WHAT TO PRODUCE:
From the listing below, extract every line containing "title".

Items from a figure collection:
***
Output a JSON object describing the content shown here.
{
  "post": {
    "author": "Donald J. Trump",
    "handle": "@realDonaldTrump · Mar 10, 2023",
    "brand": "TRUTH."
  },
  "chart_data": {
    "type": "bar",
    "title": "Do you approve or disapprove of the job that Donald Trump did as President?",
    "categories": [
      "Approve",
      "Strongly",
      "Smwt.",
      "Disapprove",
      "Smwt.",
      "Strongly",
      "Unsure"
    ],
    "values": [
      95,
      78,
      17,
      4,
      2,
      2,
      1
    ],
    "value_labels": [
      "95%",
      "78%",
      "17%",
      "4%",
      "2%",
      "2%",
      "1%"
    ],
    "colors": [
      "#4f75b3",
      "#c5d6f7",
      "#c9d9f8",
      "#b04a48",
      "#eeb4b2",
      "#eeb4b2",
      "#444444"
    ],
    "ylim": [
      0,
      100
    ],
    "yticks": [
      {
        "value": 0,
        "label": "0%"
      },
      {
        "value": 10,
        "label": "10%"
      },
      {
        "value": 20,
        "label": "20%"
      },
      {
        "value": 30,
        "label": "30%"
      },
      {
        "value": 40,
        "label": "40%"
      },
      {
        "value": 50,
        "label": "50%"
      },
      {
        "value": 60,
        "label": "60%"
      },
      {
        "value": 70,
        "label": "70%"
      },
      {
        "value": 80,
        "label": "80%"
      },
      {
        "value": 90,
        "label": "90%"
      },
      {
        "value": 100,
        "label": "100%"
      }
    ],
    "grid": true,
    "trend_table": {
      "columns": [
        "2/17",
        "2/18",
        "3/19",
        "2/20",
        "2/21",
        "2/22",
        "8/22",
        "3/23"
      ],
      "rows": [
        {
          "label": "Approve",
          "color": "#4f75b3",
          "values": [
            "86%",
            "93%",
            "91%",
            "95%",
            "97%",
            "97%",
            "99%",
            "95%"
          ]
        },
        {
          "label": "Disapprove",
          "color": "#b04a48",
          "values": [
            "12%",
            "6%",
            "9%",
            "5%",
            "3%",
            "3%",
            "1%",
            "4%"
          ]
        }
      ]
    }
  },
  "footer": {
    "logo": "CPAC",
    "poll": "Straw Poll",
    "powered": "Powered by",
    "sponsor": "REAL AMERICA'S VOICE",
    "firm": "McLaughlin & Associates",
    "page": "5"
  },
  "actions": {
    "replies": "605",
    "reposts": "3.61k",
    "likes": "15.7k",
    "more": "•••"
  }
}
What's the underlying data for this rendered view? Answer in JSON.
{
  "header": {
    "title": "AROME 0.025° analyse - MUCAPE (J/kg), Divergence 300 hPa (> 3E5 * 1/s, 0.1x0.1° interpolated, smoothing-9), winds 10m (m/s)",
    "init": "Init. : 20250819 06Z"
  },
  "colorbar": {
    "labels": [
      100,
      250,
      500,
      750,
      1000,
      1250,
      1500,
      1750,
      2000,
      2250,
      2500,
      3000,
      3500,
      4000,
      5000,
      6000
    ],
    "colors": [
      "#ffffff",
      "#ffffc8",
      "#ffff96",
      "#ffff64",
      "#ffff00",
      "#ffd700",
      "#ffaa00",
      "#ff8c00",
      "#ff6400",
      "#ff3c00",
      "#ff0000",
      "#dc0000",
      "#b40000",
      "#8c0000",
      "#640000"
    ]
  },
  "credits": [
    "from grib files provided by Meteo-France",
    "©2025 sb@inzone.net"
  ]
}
***
WRITTEN ANSWER:
    "title": "Do you approve or disapprove of the job that Donald Trump did as President?",
    "title": "AROME 0.025° analyse - MUCAPE (J/kg), Divergence 300 hPa (> 3E5 * 1/s, 0.1x0.1° interpolated, smoothing-9), winds 10m (m/s)",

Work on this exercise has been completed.